Given information:

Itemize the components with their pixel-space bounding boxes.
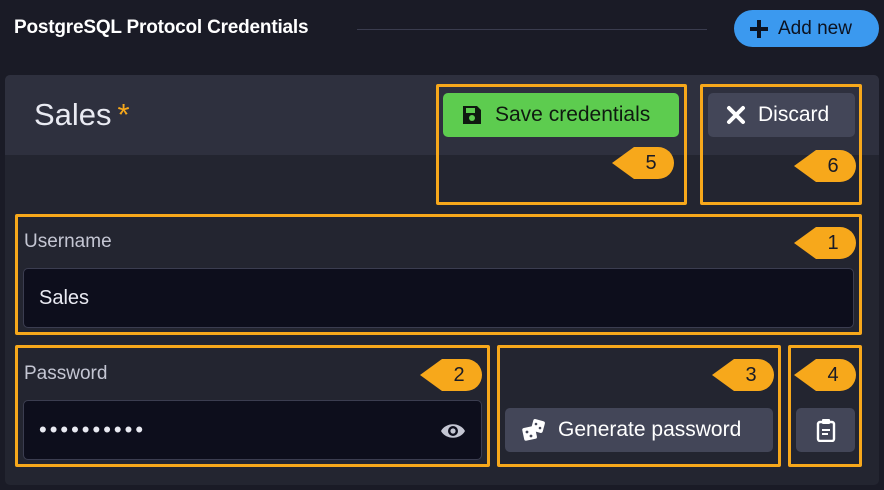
callout-5: 5 (612, 145, 676, 181)
callout-6: 6 (794, 148, 858, 184)
callout-2: 2 (420, 357, 484, 393)
highlight-password (15, 345, 490, 467)
unsaved-indicator: * (117, 97, 130, 132)
callout-1: 1 (794, 225, 858, 261)
add-new-label: Add new (778, 17, 852, 39)
credential-name: Sales * (34, 97, 130, 133)
callout-4: 4 (794, 357, 858, 393)
highlight-discard (700, 84, 862, 205)
plus-icon (750, 19, 768, 38)
callout-3: 3 (712, 357, 776, 393)
highlight-username (15, 214, 862, 335)
page-title: PostgreSQL Protocol Credentials (14, 17, 309, 38)
add-new-button[interactable]: Add new (734, 10, 879, 47)
header-divider (357, 29, 707, 30)
credential-name-text: Sales (34, 97, 112, 132)
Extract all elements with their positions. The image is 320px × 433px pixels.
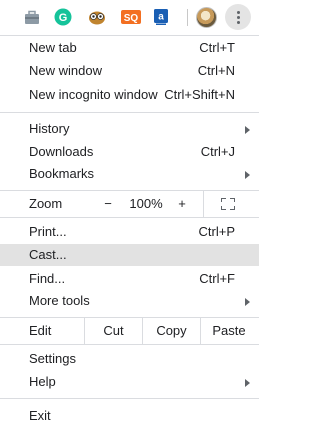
- menu-item-label: History: [29, 121, 70, 136]
- edit-label: Edit: [29, 323, 52, 338]
- menu-separator: [0, 217, 259, 218]
- a-glyph: a: [158, 12, 164, 23]
- copy-button[interactable]: Copy: [143, 318, 200, 344]
- briefcase-extension-icon[interactable]: [23, 8, 41, 26]
- menu-item-new-tab[interactable]: New tab Ctrl+T: [0, 37, 259, 59]
- sq-extension-icon[interactable]: SQ: [121, 8, 141, 26]
- menu-item-shortcut: Ctrl+F: [199, 271, 235, 286]
- menu-item-label: New tab: [29, 40, 77, 55]
- menu-item-label: Print...: [29, 224, 67, 239]
- menu-item-label: New incognito window: [29, 87, 158, 102]
- menu-item-settings[interactable]: Settings: [0, 348, 259, 370]
- zoom-row: Zoom − 100% +: [0, 191, 259, 217]
- menu-item-shortcut: Ctrl+N: [197, 63, 235, 78]
- profile-avatar[interactable]: [196, 7, 217, 28]
- menu-item-shortcut: Ctrl+T: [199, 40, 235, 55]
- menu-separator: [0, 112, 259, 113]
- zoom-divider: [203, 191, 204, 217]
- kebab-dot-icon: [236, 10, 240, 14]
- fullscreen-icon[interactable]: [221, 198, 235, 210]
- menu-item-label: Exit: [29, 408, 51, 423]
- paste-button[interactable]: Paste: [201, 318, 257, 344]
- kebab-dot-icon: [236, 20, 240, 24]
- menu-item-shortcut: Ctrl+P: [198, 224, 235, 239]
- owl-extension-icon[interactable]: [88, 8, 106, 26]
- cut-button[interactable]: Cut: [85, 318, 142, 344]
- zoom-level: 100%: [129, 196, 163, 211]
- grammarly-icon[interactable]: G: [54, 8, 72, 26]
- zoom-in-button[interactable]: +: [170, 191, 194, 217]
- zoom-label: Zoom: [29, 196, 63, 211]
- menu-item-exit[interactable]: Exit: [0, 405, 259, 427]
- menu-separator: [0, 398, 259, 399]
- menu-item-cast[interactable]: Cast...: [0, 244, 259, 266]
- menu-item-label: Cast...: [29, 247, 67, 262]
- menu-item-label: Downloads: [29, 144, 94, 159]
- sq-glyph: SQ: [124, 13, 139, 24]
- menu-item-shortcut: Ctrl+Shift+N: [164, 87, 235, 102]
- menu-item-downloads[interactable]: Downloads Ctrl+J: [0, 141, 259, 163]
- submenu-arrow-icon: [245, 171, 250, 179]
- kebab-dot-icon: [236, 15, 240, 19]
- submenu-arrow-icon: [245, 126, 250, 134]
- edit-row: Edit Cut Copy Paste: [0, 318, 259, 344]
- menu-item-shortcut: Ctrl+J: [200, 144, 235, 159]
- menu-item-label: More tools: [29, 293, 90, 308]
- menu-item-label: Settings: [29, 351, 76, 366]
- menu-item-bookmarks[interactable]: Bookmarks: [0, 163, 259, 185]
- menu-item-label: New window: [29, 63, 102, 78]
- grammarly-glyph: G: [59, 12, 68, 24]
- more-menu-button[interactable]: [225, 4, 251, 30]
- menu-separator: [0, 344, 259, 345]
- submenu-arrow-icon: [245, 298, 250, 306]
- menu-item-help[interactable]: Help: [0, 371, 259, 393]
- menu-item-label: Bookmarks: [29, 166, 95, 181]
- menu-item-new-incognito-window[interactable]: New incognito window Ctrl+Shift+N: [0, 84, 259, 106]
- menu-item-label: Help: [29, 374, 56, 389]
- zoom-out-button[interactable]: −: [96, 191, 120, 217]
- toolbar-divider: [187, 9, 188, 26]
- menu-item-more-tools[interactable]: More tools: [0, 290, 259, 312]
- menu-item-new-window[interactable]: New window Ctrl+N: [0, 60, 259, 82]
- browser-toolbar: G SQ a: [0, 0, 259, 36]
- submenu-arrow-icon: [245, 379, 250, 387]
- menu-item-history[interactable]: History: [0, 118, 259, 140]
- a-extension-icon[interactable]: a: [152, 8, 170, 26]
- menu-item-label: Find...: [29, 271, 66, 286]
- menu-item-find[interactable]: Find... Ctrl+F: [0, 268, 259, 290]
- menu-item-print[interactable]: Print... Ctrl+P: [0, 221, 259, 243]
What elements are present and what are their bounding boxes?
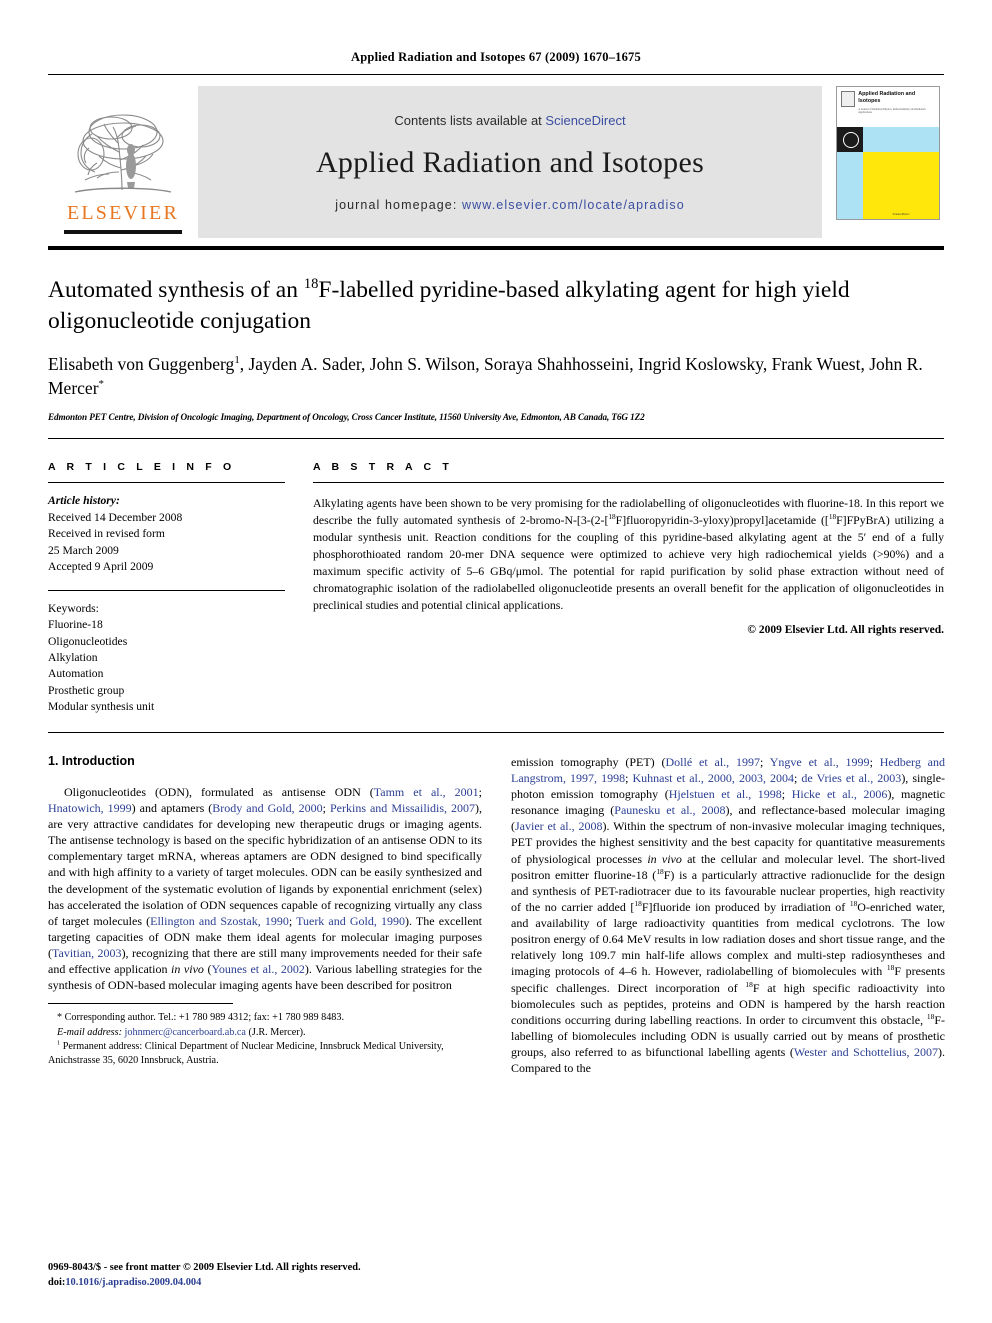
title-part-1: Automated synthesis of an	[48, 277, 304, 303]
affiliation: Edmonton PET Centre, Division of Oncolog…	[48, 412, 645, 423]
title-superscript-18: 18	[303, 276, 319, 293]
article-info-heading: A R T I C L E I N F O	[48, 461, 236, 474]
cover-band	[837, 127, 939, 152]
author-list: Elisabeth von Guggenberg1, Jayden A. Sad…	[48, 354, 923, 399]
abstract-heading: A B S T R A C T	[313, 461, 453, 474]
publisher-logo-block: ELSEVIER	[48, 86, 198, 238]
article-page: Applied Radiation and Isotopes 67 (2009)…	[0, 0, 992, 1323]
header-divider	[48, 74, 944, 75]
homepage-label: journal homepage:	[335, 197, 463, 212]
sciencedirect-link[interactable]: ScienceDirect	[545, 113, 625, 128]
section-heading-introduction: 1. Introduction	[48, 753, 135, 768]
keyword-item: Automation	[48, 667, 104, 681]
abstract-copyright: © 2009 Elsevier Ltd. All rights reserved…	[747, 624, 944, 637]
journal-cover-thumbnail: Applied Radiation and Isotopes A Journal…	[836, 86, 940, 220]
contents-prefix: Contents lists available at	[394, 112, 546, 128]
history-item: Received in revised form	[48, 527, 165, 541]
contents-available-line: Contents lists available at ScienceDirec…	[394, 113, 625, 128]
page-title: Automated synthesis of an 18F-labelled p…	[48, 275, 944, 336]
email-note: E-mail address: johnmerc@cancerboard.ab.…	[48, 1026, 482, 1040]
cover-subtitle: A Journal of Radiation Physics, Radioche…	[858, 107, 926, 115]
article-info-column: A R T I C L E I N F O Article history: R…	[48, 461, 303, 715]
title-block-rule	[48, 438, 944, 440]
abstract-bottom-rule	[48, 731, 944, 733]
keyword-item: Fluorine-18	[48, 618, 103, 632]
journal-banner: Contents lists available at ScienceDirec…	[198, 86, 822, 238]
permanent-address-text: Permanent address: Clinical Department o…	[48, 1041, 444, 1067]
cover-left-blue	[837, 152, 863, 219]
email-link[interactable]: johnmerc@cancerboard.ab.ca	[125, 1027, 246, 1038]
cover-atom-icon	[837, 127, 863, 152]
running-head: Applied Radiation and Isotopes 67 (2009)…	[351, 50, 641, 64]
abstract-text: Alkylating agents have been shown to be …	[313, 496, 944, 612]
email-owner: (J.R. Mercer).	[248, 1026, 306, 1038]
abstract-rule	[313, 482, 944, 484]
history-item: 25 March 2009	[48, 543, 119, 557]
keyword-item: Prosthetic group	[48, 683, 125, 697]
journal-cover-block: Applied Radiation and Isotopes A Journal…	[822, 86, 944, 238]
cover-logo-icon	[841, 91, 856, 107]
info-abstract-row: A R T I C L E I N F O Article history: R…	[48, 461, 944, 715]
elsevier-wordmark: ELSEVIER	[66, 202, 180, 224]
article-history-label: Article history:	[48, 494, 120, 508]
cover-header: Applied Radiation and Isotopes A Journal…	[837, 87, 939, 127]
corresponding-author-note: * Corresponding author. Tel.: +1 780 989…	[57, 1012, 345, 1024]
homepage-url-link[interactable]: www.elsevier.com/locate/apradiso	[462, 198, 685, 212]
journal-homepage-line: journal homepage: www.elsevier.com/locat…	[335, 198, 685, 212]
cover-footer-mark: ScienceDirect	[892, 212, 910, 216]
intro-paragraph-left: Oligonucleotides (ODN), formulated as an…	[48, 784, 483, 993]
footnote-divider	[48, 1003, 233, 1005]
body-column-right: emission tomography (PET) (Dollé et al.,…	[511, 754, 945, 1077]
elsevier-tree-icon	[74, 114, 172, 193]
intro-paragraph-right: emission tomography (PET) (Dollé et al.,…	[511, 754, 946, 1076]
keyword-item: Modular synthesis unit	[48, 700, 155, 714]
permanent-address-note: 1 Permanent address: Clinical Department…	[48, 1040, 482, 1069]
history-item: Received 14 December 2008	[48, 510, 183, 524]
doi-line: doi:10.1016/j.apradiso.2009.04.004	[48, 1275, 361, 1290]
journal-title: Applied Radiation and Isotopes	[315, 145, 705, 179]
article-info-rule	[48, 482, 285, 484]
body-column-left: 1. Introduction Oligonucleotides (ODN), …	[48, 754, 482, 1077]
cover-blue-strip	[863, 127, 939, 152]
abstract-column: A B S T R A C T Alkylating agents have b…	[303, 461, 944, 715]
elsevier-underline	[64, 230, 182, 234]
body-columns: 1. Introduction Oligonucleotides (ODN), …	[48, 754, 945, 1077]
email-label: E-mail address:	[57, 1026, 122, 1038]
keyword-item: Oligonucleotides	[48, 634, 128, 648]
keywords-list: Keywords: Fluorine-18 Oligonucleotides A…	[48, 601, 285, 716]
author-footnote-marker-1[interactable]: 1	[234, 354, 239, 366]
journal-masthead: ELSEVIER Contents lists available at Sci…	[48, 86, 944, 238]
keyword-item: Alkylation	[48, 651, 98, 664]
permanent-address-marker: 1	[57, 1039, 61, 1047]
cover-title: Applied Radiation and Isotopes	[858, 91, 916, 105]
article-history: Article history: Received 14 December 20…	[48, 493, 285, 575]
cover-yellow-panel: ScienceDirect	[863, 152, 939, 219]
cover-lower: ScienceDirect	[837, 152, 939, 219]
corresponding-author-marker[interactable]: *	[99, 378, 104, 390]
imprint-line: 0969-8043/$ - see front matter © 2009 El…	[48, 1260, 361, 1290]
issn-line: 0969-8043/$ - see front matter © 2009 El…	[48, 1261, 361, 1273]
footnotes: * Corresponding author. Tel.: +1 780 989…	[48, 1011, 482, 1068]
doi-label: doi:	[48, 1276, 66, 1288]
keywords-rule	[48, 589, 285, 591]
masthead-bottom-rule	[48, 246, 944, 250]
elsevier-logo: ELSEVIER	[64, 108, 182, 234]
keywords-label: Keywords:	[48, 601, 99, 615]
doi-link[interactable]: 10.1016/j.apradiso.2009.04.004	[65, 1277, 201, 1288]
history-item: Accepted 9 April 2009	[48, 560, 154, 574]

What is expected: Copy out the records starting with the line that contains "- menu-item-label: History: [29, 121, 70, 136]" and going on through the line that contains "- menu-item-new-tab[interactable]: New", both ends included.

In response:
- menu-item-label: History: [29, 121, 70, 136]
- edit-label: Edit: [29, 323, 52, 338]
- menu-separator: [0, 217, 259, 218]
- a-glyph: a: [158, 12, 164, 23]
- copy-button[interactable]: Copy: [143, 318, 200, 344]
- briefcase-extension-icon[interactable]: [23, 8, 41, 26]
- menu-item-new-tab[interactable]: New tab Ctrl+T: [0, 37, 259, 59]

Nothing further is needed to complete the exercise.